Figure content listings:
++++++++++
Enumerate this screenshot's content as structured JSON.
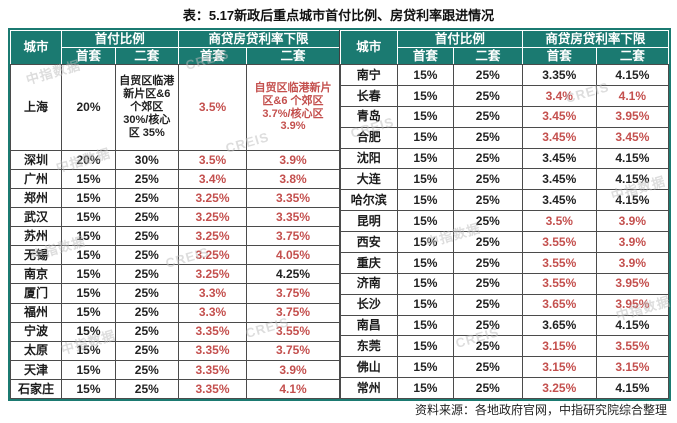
{
  "title": "表：5.17新政后重点城市首付比例、房贷利率跟进情况",
  "source": "资料来源：各地政府官网，中指研究院综合整理",
  "watermark": {
    "cn": "中指数据",
    "en": "CREIS"
  },
  "colors": {
    "header_teal": "#1b7a71",
    "highlight_red": "#c4504e"
  },
  "headers": {
    "city": "城市",
    "down_payment_group": "首付比例",
    "rate_group": "商贷房贷利率下限",
    "first": "首套",
    "second": "二套"
  },
  "chart_data": [
    {
      "type": "table",
      "name": "left",
      "columns": [
        "城市",
        "首付比例-首套",
        "首付比例-二套",
        "商贷房贷利率下限-首套",
        "商贷房贷利率下限-二套"
      ],
      "rows": [
        {
          "city": "上海",
          "down_first": "20%",
          "down_second": "自贸区临港新片区&6 个郊区 30%/核心区 35%",
          "rate_first": "3.5%",
          "rate_second": "自贸区临港新片区&6 个郊区 3.7%/核心区 3.9%",
          "rate_first_red": true,
          "rate_second_red": true
        },
        {
          "city": "深圳",
          "down_first": "20%",
          "down_second": "30%",
          "rate_first": "3.5%",
          "rate_second": "3.9%",
          "rate_first_red": true,
          "rate_second_red": true
        },
        {
          "city": "广州",
          "down_first": "15%",
          "down_second": "25%",
          "rate_first": "3.4%",
          "rate_second": "3.8%",
          "rate_first_red": true,
          "rate_second_red": true
        },
        {
          "city": "郑州",
          "down_first": "15%",
          "down_second": "25%",
          "rate_first": "3.25%",
          "rate_second": "3.35%",
          "rate_first_red": true,
          "rate_second_red": true
        },
        {
          "city": "武汉",
          "down_first": "15%",
          "down_second": "25%",
          "rate_first": "3.25%",
          "rate_second": "3.35%",
          "rate_first_red": true,
          "rate_second_red": true
        },
        {
          "city": "苏州",
          "down_first": "15%",
          "down_second": "25%",
          "rate_first": "3.25%",
          "rate_second": "3.75%",
          "rate_first_red": true,
          "rate_second_red": true
        },
        {
          "city": "无锡",
          "down_first": "15%",
          "down_second": "25%",
          "rate_first": "3.25%",
          "rate_second": "4.05%",
          "rate_first_red": true,
          "rate_second_red": true
        },
        {
          "city": "南京",
          "down_first": "15%",
          "down_second": "25%",
          "rate_first": "3.25%",
          "rate_second": "4.25%",
          "rate_first_red": true,
          "rate_second_red": false
        },
        {
          "city": "厦门",
          "down_first": "15%",
          "down_second": "25%",
          "rate_first": "3.3%",
          "rate_second": "3.75%",
          "rate_first_red": true,
          "rate_second_red": true
        },
        {
          "city": "福州",
          "down_first": "15%",
          "down_second": "25%",
          "rate_first": "3.3%",
          "rate_second": "3.75%",
          "rate_first_red": true,
          "rate_second_red": true
        },
        {
          "city": "宁波",
          "down_first": "15%",
          "down_second": "25%",
          "rate_first": "3.35%",
          "rate_second": "3.55%",
          "rate_first_red": true,
          "rate_second_red": true
        },
        {
          "city": "太原",
          "down_first": "15%",
          "down_second": "25%",
          "rate_first": "3.35%",
          "rate_second": "3.75%",
          "rate_first_red": true,
          "rate_second_red": true
        },
        {
          "city": "天津",
          "down_first": "15%",
          "down_second": "25%",
          "rate_first": "3.35%",
          "rate_second": "3.9%",
          "rate_first_red": true,
          "rate_second_red": true
        },
        {
          "city": "石家庄",
          "down_first": "15%",
          "down_second": "25%",
          "rate_first": "3.35%",
          "rate_second": "4.1%",
          "rate_first_red": true,
          "rate_second_red": true
        }
      ]
    },
    {
      "type": "table",
      "name": "right",
      "columns": [
        "城市",
        "首付比例-首套",
        "首付比例-二套",
        "商贷房贷利率下限-首套",
        "商贷房贷利率下限-二套"
      ],
      "rows": [
        {
          "city": "南宁",
          "down_first": "15%",
          "down_second": "25%",
          "rate_first": "3.35%",
          "rate_second": "4.15%",
          "rate_first_red": false,
          "rate_second_red": false
        },
        {
          "city": "长春",
          "down_first": "15%",
          "down_second": "25%",
          "rate_first": "3.4%",
          "rate_second": "4.1%",
          "rate_first_red": true,
          "rate_second_red": true
        },
        {
          "city": "青岛",
          "down_first": "15%",
          "down_second": "25%",
          "rate_first": "3.45%",
          "rate_second": "3.95%",
          "rate_first_red": true,
          "rate_second_red": true
        },
        {
          "city": "合肥",
          "down_first": "15%",
          "down_second": "25%",
          "rate_first": "3.45%",
          "rate_second": "3.45%",
          "rate_first_red": true,
          "rate_second_red": true
        },
        {
          "city": "沈阳",
          "down_first": "15%",
          "down_second": "25%",
          "rate_first": "3.45%",
          "rate_second": "4.15%",
          "rate_first_red": false,
          "rate_second_red": false
        },
        {
          "city": "大连",
          "down_first": "15%",
          "down_second": "25%",
          "rate_first": "3.45%",
          "rate_second": "4.15%",
          "rate_first_red": false,
          "rate_second_red": false
        },
        {
          "city": "哈尔滨",
          "down_first": "15%",
          "down_second": "25%",
          "rate_first": "3.45%",
          "rate_second": "4.15%",
          "rate_first_red": false,
          "rate_second_red": false
        },
        {
          "city": "昆明",
          "down_first": "15%",
          "down_second": "25%",
          "rate_first": "3.5%",
          "rate_second": "3.9%",
          "rate_first_red": true,
          "rate_second_red": true
        },
        {
          "city": "西安",
          "down_first": "15%",
          "down_second": "25%",
          "rate_first": "3.55%",
          "rate_second": "3.9%",
          "rate_first_red": true,
          "rate_second_red": true
        },
        {
          "city": "重庆",
          "down_first": "15%",
          "down_second": "25%",
          "rate_first": "3.55%",
          "rate_second": "3.9%",
          "rate_first_red": true,
          "rate_second_red": true
        },
        {
          "city": "济南",
          "down_first": "15%",
          "down_second": "25%",
          "rate_first": "3.55%",
          "rate_second": "3.95%",
          "rate_first_red": true,
          "rate_second_red": true
        },
        {
          "city": "长沙",
          "down_first": "15%",
          "down_second": "25%",
          "rate_first": "3.65%",
          "rate_second": "3.95%",
          "rate_first_red": true,
          "rate_second_red": true
        },
        {
          "city": "南昌",
          "down_first": "15%",
          "down_second": "25%",
          "rate_first": "3.65%",
          "rate_second": "4.15%",
          "rate_first_red": false,
          "rate_second_red": false
        },
        {
          "city": "东莞",
          "down_first": "15%",
          "down_second": "25%",
          "rate_first": "3.15%",
          "rate_second": "3.55%",
          "rate_first_red": true,
          "rate_second_red": true
        },
        {
          "city": "佛山",
          "down_first": "15%",
          "down_second": "25%",
          "rate_first": "3.15%",
          "rate_second": "3.15%",
          "rate_first_red": true,
          "rate_second_red": true
        },
        {
          "city": "常州",
          "down_first": "15%",
          "down_second": "25%",
          "rate_first": "3.25%",
          "rate_second": "4.15%",
          "rate_first_red": true,
          "rate_second_red": false
        }
      ]
    }
  ]
}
++++++++++
Skipping the pictures, transcribe each line above exactly as it appears.

- **Answer to this exercise**
Enumerate this screenshot's content as structured JSON.
{
  "title": "表：5.17新政后重点城市首付比例、房贷利率跟进情况",
  "source": "资料来源：各地政府官网，中指研究院综合整理",
  "watermark": {
    "cn": "中指数据",
    "en": "CREIS"
  },
  "colors": {
    "header_teal": "#1b7a71",
    "highlight_red": "#c4504e"
  },
  "headers": {
    "city": "城市",
    "down_payment_group": "首付比例",
    "rate_group": "商贷房贷利率下限",
    "first": "首套",
    "second": "二套"
  },
  "chart_data": [
    {
      "type": "table",
      "name": "left",
      "columns": [
        "城市",
        "首付比例-首套",
        "首付比例-二套",
        "商贷房贷利率下限-首套",
        "商贷房贷利率下限-二套"
      ],
      "rows": [
        {
          "city": "上海",
          "down_first": "20%",
          "down_second": "自贸区临港新片区&6 个郊区 30%/核心区 35%",
          "rate_first": "3.5%",
          "rate_second": "自贸区临港新片区&6 个郊区 3.7%/核心区 3.9%",
          "rate_first_red": true,
          "rate_second_red": true
        },
        {
          "city": "深圳",
          "down_first": "20%",
          "down_second": "30%",
          "rate_first": "3.5%",
          "rate_second": "3.9%",
          "rate_first_red": true,
          "rate_second_red": true
        },
        {
          "city": "广州",
          "down_first": "15%",
          "down_second": "25%",
          "rate_first": "3.4%",
          "rate_second": "3.8%",
          "rate_first_red": true,
          "rate_second_red": true
        },
        {
          "city": "郑州",
          "down_first": "15%",
          "down_second": "25%",
          "rate_first": "3.25%",
          "rate_second": "3.35%",
          "rate_first_red": true,
          "rate_second_red": true
        },
        {
          "city": "武汉",
          "down_first": "15%",
          "down_second": "25%",
          "rate_first": "3.25%",
          "rate_second": "3.35%",
          "rate_first_red": true,
          "rate_second_red": true
        },
        {
          "city": "苏州",
          "down_first": "15%",
          "down_second": "25%",
          "rate_first": "3.25%",
          "rate_second": "3.75%",
          "rate_first_red": true,
          "rate_second_red": true
        },
        {
          "city": "无锡",
          "down_first": "15%",
          "down_second": "25%",
          "rate_first": "3.25%",
          "rate_second": "4.05%",
          "rate_first_red": true,
          "rate_second_red": true
        },
        {
          "city": "南京",
          "down_first": "15%",
          "down_second": "25%",
          "rate_first": "3.25%",
          "rate_second": "4.25%",
          "rate_first_red": true,
          "rate_second_red": false
        },
        {
          "city": "厦门",
          "down_first": "15%",
          "down_second": "25%",
          "rate_first": "3.3%",
          "rate_second": "3.75%",
          "rate_first_red": true,
          "rate_second_red": true
        },
        {
          "city": "福州",
          "down_first": "15%",
          "down_second": "25%",
          "rate_first": "3.3%",
          "rate_second": "3.75%",
          "rate_first_red": true,
          "rate_second_red": true
        },
        {
          "city": "宁波",
          "down_first": "15%",
          "down_second": "25%",
          "rate_first": "3.35%",
          "rate_second": "3.55%",
          "rate_first_red": true,
          "rate_second_red": true
        },
        {
          "city": "太原",
          "down_first": "15%",
          "down_second": "25%",
          "rate_first": "3.35%",
          "rate_second": "3.75%",
          "rate_first_red": true,
          "rate_second_red": true
        },
        {
          "city": "天津",
          "down_first": "15%",
          "down_second": "25%",
          "rate_first": "3.35%",
          "rate_second": "3.9%",
          "rate_first_red": true,
          "rate_second_red": true
        },
        {
          "city": "石家庄",
          "down_first": "15%",
          "down_second": "25%",
          "rate_first": "3.35%",
          "rate_second": "4.1%",
          "rate_first_red": true,
          "rate_second_red": true
        }
      ]
    },
    {
      "type": "table",
      "name": "right",
      "columns": [
        "城市",
        "首付比例-首套",
        "首付比例-二套",
        "商贷房贷利率下限-首套",
        "商贷房贷利率下限-二套"
      ],
      "rows": [
        {
          "city": "南宁",
          "down_first": "15%",
          "down_second": "25%",
          "rate_first": "3.35%",
          "rate_second": "4.15%",
          "rate_first_red": false,
          "rate_second_red": false
        },
        {
          "city": "长春",
          "down_first": "15%",
          "down_second": "25%",
          "rate_first": "3.4%",
          "rate_second": "4.1%",
          "rate_first_red": true,
          "rate_second_red": true
        },
        {
          "city": "青岛",
          "down_first": "15%",
          "down_second": "25%",
          "rate_first": "3.45%",
          "rate_second": "3.95%",
          "rate_first_red": true,
          "rate_second_red": true
        },
        {
          "city": "合肥",
          "down_first": "15%",
          "down_second": "25%",
          "rate_first": "3.45%",
          "rate_second": "3.45%",
          "rate_first_red": true,
          "rate_second_red": true
        },
        {
          "city": "沈阳",
          "down_first": "15%",
          "down_second": "25%",
          "rate_first": "3.45%",
          "rate_second": "4.15%",
          "rate_first_red": false,
          "rate_second_red": false
        },
        {
          "city": "大连",
          "down_first": "15%",
          "down_second": "25%",
          "rate_first": "3.45%",
          "rate_second": "4.15%",
          "rate_first_red": false,
          "rate_second_red": false
        },
        {
          "city": "哈尔滨",
          "down_first": "15%",
          "down_second": "25%",
          "rate_first": "3.45%",
          "rate_second": "4.15%",
          "rate_first_red": false,
          "rate_second_red": false
        },
        {
          "city": "昆明",
          "down_first": "15%",
          "down_second": "25%",
          "rate_first": "3.5%",
          "rate_second": "3.9%",
          "rate_first_red": true,
          "rate_second_red": true
        },
        {
          "city": "西安",
          "down_first": "15%",
          "down_second": "25%",
          "rate_first": "3.55%",
          "rate_second": "3.9%",
          "rate_first_red": true,
          "rate_second_red": true
        },
        {
          "city": "重庆",
          "down_first": "15%",
          "down_second": "25%",
          "rate_first": "3.55%",
          "rate_second": "3.9%",
          "rate_first_red": true,
          "rate_second_red": true
        },
        {
          "city": "济南",
          "down_first": "15%",
          "down_second": "25%",
          "rate_first": "3.55%",
          "rate_second": "3.95%",
          "rate_first_red": true,
          "rate_second_red": true
        },
        {
          "city": "长沙",
          "down_first": "15%",
          "down_second": "25%",
          "rate_first": "3.65%",
          "rate_second": "3.95%",
          "rate_first_red": true,
          "rate_second_red": true
        },
        {
          "city": "南昌",
          "down_first": "15%",
          "down_second": "25%",
          "rate_first": "3.65%",
          "rate_second": "4.15%",
          "rate_first_red": false,
          "rate_second_red": false
        },
        {
          "city": "东莞",
          "down_first": "15%",
          "down_second": "25%",
          "rate_first": "3.15%",
          "rate_second": "3.55%",
          "rate_first_red": true,
          "rate_second_red": true
        },
        {
          "city": "佛山",
          "down_first": "15%",
          "down_second": "25%",
          "rate_first": "3.15%",
          "rate_second": "3.15%",
          "rate_first_red": true,
          "rate_second_red": true
        },
        {
          "city": "常州",
          "down_first": "15%",
          "down_second": "25%",
          "rate_first": "3.25%",
          "rate_second": "4.15%",
          "rate_first_red": true,
          "rate_second_red": false
        }
      ]
    }
  ]
}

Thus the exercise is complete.